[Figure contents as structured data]
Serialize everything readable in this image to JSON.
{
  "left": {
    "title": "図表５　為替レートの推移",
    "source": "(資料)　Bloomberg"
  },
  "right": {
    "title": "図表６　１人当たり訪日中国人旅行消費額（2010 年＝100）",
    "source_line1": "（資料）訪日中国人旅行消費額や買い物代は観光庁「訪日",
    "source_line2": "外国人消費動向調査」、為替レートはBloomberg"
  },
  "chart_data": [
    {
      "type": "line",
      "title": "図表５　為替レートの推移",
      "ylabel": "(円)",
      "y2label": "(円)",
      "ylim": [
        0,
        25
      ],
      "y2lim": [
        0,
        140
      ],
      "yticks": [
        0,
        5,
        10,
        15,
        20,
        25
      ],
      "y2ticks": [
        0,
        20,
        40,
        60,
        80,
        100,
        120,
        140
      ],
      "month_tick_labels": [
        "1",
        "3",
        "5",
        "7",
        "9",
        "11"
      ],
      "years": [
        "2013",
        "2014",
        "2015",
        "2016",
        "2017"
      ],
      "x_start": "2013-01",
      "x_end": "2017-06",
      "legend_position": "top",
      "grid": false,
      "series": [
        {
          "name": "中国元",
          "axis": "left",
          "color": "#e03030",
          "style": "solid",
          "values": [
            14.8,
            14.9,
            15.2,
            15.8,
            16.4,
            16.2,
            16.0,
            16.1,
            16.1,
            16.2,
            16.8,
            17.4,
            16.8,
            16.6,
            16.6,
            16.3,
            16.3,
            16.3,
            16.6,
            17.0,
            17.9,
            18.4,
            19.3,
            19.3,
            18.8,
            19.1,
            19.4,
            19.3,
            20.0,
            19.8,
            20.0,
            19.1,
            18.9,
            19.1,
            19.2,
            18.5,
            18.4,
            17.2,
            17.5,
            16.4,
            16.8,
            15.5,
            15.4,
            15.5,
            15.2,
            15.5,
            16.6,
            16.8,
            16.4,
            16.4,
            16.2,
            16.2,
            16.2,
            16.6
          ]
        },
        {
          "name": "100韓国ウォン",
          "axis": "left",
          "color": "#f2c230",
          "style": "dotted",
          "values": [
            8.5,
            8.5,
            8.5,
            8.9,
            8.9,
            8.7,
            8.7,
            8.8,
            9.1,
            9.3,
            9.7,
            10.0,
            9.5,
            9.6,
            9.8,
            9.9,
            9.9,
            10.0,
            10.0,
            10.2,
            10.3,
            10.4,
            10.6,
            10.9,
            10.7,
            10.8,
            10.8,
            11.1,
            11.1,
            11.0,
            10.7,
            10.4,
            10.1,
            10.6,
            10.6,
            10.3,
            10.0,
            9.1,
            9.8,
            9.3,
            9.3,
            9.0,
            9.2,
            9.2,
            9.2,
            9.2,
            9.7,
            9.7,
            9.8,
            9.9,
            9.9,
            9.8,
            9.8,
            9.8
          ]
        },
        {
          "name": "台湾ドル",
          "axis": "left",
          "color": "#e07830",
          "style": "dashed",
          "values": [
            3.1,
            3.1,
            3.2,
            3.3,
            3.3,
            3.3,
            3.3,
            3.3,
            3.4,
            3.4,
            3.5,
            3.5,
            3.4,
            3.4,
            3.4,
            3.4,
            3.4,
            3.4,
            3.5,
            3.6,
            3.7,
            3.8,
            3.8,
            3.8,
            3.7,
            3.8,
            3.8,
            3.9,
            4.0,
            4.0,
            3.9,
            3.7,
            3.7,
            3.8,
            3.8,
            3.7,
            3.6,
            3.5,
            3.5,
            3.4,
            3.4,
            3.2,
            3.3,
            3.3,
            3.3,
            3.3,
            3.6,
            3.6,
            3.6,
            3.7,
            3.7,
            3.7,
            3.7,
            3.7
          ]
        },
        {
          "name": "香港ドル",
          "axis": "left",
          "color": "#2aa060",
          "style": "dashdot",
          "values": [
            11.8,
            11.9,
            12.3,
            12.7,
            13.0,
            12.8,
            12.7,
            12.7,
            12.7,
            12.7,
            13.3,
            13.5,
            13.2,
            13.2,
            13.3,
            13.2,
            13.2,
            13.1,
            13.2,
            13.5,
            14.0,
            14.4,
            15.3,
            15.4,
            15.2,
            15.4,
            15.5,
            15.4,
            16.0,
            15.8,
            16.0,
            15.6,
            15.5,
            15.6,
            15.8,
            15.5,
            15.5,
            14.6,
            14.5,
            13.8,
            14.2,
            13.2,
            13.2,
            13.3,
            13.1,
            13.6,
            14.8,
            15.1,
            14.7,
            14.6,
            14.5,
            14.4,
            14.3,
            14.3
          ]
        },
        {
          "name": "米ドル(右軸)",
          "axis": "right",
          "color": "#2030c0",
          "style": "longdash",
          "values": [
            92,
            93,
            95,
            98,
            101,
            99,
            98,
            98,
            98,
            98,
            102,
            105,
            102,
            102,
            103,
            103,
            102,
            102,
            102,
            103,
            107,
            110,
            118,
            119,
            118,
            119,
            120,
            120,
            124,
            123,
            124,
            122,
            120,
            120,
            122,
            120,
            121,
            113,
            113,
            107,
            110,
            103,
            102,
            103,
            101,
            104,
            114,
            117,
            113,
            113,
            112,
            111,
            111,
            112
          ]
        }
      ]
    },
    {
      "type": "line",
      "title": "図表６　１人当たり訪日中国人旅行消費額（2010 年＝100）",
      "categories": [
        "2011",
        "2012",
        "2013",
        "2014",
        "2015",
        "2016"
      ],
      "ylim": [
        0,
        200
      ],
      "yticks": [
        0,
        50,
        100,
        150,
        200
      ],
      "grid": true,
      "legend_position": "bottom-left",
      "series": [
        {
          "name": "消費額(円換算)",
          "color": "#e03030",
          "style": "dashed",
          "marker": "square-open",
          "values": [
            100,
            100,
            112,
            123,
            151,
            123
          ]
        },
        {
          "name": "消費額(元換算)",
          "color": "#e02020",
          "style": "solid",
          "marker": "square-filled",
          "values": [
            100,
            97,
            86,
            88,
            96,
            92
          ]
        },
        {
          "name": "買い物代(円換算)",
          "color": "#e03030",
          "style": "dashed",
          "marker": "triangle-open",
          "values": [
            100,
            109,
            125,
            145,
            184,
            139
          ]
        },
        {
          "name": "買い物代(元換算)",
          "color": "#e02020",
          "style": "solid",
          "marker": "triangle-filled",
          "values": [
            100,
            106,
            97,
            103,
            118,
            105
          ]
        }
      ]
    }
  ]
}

Prompt
Each line containing "square" counts once; state the total number of such lines and nothing else.

Complete output
2